**WORK TO COMPLETE:** Your task is to copy every line of the entries that contains "yields".
• • • • • • •
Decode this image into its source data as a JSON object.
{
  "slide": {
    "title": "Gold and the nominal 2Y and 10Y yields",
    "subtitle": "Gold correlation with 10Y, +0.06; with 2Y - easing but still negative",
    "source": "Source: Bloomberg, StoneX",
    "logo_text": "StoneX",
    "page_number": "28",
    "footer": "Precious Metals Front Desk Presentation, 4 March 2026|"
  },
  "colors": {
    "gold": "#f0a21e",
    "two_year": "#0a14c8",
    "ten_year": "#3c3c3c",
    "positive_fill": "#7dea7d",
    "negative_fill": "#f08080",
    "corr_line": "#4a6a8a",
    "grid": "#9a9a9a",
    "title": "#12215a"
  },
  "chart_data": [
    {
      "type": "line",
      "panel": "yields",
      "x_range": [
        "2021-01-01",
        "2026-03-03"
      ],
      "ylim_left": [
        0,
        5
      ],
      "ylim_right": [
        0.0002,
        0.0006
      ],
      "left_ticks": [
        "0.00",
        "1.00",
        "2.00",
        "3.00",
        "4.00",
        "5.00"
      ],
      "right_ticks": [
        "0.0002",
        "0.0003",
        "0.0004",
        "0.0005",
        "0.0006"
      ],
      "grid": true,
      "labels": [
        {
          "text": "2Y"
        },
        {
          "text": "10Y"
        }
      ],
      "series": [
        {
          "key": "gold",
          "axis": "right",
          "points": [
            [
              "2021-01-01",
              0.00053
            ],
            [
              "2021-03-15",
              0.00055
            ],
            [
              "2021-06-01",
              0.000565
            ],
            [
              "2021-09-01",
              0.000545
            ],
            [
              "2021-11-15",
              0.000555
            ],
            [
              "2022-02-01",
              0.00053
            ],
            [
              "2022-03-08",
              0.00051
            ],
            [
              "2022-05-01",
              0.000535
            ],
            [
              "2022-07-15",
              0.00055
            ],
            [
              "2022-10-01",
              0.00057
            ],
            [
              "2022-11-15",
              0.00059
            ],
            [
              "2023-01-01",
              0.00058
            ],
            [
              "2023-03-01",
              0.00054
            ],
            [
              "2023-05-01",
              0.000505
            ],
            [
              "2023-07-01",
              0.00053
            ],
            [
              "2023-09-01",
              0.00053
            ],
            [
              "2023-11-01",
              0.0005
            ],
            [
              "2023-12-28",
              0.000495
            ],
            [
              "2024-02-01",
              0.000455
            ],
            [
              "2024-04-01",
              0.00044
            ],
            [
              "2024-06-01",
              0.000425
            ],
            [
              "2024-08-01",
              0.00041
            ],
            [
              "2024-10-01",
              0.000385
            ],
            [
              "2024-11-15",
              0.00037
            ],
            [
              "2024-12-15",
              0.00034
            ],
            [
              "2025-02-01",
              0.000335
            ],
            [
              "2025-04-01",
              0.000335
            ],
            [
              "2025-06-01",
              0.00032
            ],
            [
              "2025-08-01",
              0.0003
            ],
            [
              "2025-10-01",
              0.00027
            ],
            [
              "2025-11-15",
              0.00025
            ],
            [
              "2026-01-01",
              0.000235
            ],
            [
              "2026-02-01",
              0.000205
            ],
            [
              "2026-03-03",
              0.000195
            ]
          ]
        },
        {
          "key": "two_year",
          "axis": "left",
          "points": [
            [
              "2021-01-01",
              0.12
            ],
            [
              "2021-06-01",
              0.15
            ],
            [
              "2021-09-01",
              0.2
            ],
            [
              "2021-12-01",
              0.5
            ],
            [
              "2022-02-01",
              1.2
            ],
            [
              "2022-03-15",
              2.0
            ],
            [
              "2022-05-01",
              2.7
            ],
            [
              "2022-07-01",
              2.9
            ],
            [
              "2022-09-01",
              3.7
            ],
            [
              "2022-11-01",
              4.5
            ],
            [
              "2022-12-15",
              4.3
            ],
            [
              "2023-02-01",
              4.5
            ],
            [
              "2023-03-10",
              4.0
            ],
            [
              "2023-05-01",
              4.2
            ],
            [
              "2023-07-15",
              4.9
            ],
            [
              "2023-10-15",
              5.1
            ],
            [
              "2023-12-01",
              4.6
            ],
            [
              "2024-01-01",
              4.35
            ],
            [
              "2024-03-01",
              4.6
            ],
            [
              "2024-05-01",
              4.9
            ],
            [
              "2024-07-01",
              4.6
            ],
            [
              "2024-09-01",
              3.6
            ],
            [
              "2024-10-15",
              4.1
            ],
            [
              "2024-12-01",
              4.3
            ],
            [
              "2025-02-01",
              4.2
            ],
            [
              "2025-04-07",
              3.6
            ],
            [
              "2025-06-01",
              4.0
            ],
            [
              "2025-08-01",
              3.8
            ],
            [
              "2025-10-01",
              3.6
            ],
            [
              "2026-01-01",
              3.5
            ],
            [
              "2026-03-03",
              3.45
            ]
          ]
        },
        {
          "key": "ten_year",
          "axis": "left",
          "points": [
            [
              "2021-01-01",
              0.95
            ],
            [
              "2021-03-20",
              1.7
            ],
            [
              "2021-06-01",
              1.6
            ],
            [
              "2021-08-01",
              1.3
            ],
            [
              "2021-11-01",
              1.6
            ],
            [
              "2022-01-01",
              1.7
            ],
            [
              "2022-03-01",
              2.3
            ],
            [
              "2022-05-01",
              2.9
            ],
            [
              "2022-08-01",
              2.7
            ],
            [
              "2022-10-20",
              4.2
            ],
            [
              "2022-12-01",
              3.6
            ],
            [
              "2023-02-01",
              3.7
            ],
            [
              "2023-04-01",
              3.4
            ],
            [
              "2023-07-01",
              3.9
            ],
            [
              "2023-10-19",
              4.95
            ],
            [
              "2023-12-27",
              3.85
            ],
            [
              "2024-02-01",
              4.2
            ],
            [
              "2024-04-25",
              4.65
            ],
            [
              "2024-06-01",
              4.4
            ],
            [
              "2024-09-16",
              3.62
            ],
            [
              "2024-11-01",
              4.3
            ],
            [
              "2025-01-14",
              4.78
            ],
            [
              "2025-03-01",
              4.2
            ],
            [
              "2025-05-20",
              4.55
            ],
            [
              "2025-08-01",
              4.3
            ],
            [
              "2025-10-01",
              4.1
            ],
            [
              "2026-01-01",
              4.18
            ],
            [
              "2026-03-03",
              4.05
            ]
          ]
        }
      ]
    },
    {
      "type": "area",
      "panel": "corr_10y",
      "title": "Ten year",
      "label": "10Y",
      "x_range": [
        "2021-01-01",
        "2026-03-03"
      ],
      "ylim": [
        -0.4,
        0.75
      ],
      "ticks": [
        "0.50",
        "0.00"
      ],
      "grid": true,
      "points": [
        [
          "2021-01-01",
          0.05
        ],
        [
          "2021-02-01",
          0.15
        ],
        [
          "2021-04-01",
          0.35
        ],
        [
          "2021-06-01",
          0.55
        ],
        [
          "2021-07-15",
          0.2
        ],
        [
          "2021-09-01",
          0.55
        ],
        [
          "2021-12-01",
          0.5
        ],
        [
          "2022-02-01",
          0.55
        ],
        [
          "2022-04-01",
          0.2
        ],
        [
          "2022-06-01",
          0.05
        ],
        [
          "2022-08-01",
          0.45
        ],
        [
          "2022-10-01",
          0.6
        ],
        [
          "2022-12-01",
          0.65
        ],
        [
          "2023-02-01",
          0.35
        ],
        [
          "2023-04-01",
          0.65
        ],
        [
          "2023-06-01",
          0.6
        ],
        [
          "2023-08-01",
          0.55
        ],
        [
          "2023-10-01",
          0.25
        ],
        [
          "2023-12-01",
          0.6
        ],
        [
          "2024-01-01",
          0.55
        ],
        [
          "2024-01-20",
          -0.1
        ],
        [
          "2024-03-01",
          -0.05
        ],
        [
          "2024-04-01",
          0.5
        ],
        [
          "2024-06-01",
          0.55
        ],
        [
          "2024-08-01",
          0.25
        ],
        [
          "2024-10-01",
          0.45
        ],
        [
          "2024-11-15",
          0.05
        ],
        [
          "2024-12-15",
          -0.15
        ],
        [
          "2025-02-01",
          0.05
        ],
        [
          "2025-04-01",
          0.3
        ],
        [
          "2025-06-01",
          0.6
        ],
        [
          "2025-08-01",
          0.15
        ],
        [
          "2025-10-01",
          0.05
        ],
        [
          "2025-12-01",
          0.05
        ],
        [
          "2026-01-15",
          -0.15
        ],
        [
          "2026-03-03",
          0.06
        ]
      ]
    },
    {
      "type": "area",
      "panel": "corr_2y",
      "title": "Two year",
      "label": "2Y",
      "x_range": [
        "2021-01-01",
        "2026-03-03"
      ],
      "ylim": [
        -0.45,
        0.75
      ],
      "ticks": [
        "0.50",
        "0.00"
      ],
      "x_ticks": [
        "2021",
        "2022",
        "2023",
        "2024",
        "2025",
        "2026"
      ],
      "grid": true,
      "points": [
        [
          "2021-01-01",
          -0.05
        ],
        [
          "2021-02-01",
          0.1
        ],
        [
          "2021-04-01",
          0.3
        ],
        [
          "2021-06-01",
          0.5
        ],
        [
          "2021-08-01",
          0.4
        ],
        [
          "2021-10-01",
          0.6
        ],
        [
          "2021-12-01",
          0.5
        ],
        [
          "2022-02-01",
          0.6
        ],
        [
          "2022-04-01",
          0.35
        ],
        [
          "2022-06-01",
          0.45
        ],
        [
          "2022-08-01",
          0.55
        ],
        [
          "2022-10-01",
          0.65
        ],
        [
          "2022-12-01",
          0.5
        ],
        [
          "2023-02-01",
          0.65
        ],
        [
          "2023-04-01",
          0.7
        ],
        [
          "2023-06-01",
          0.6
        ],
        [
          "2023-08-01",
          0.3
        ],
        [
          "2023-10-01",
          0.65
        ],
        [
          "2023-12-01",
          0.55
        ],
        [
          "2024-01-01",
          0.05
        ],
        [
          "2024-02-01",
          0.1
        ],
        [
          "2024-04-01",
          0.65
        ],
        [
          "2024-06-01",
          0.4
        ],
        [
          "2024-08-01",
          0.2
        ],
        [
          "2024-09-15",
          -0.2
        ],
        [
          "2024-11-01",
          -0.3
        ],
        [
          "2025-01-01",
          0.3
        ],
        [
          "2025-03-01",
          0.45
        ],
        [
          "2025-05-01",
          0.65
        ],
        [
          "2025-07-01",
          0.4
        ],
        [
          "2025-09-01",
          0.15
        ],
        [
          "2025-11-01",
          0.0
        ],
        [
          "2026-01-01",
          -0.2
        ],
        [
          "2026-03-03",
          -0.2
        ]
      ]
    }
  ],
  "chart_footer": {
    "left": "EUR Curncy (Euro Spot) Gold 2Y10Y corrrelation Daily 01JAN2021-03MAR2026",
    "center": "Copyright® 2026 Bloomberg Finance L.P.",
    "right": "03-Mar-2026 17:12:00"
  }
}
• • • • • • •
**RESPONSE FOR THIS EXERCISE:**
    "title": "Gold and the nominal 2Y and 10Y yields",
      "panel": "yields",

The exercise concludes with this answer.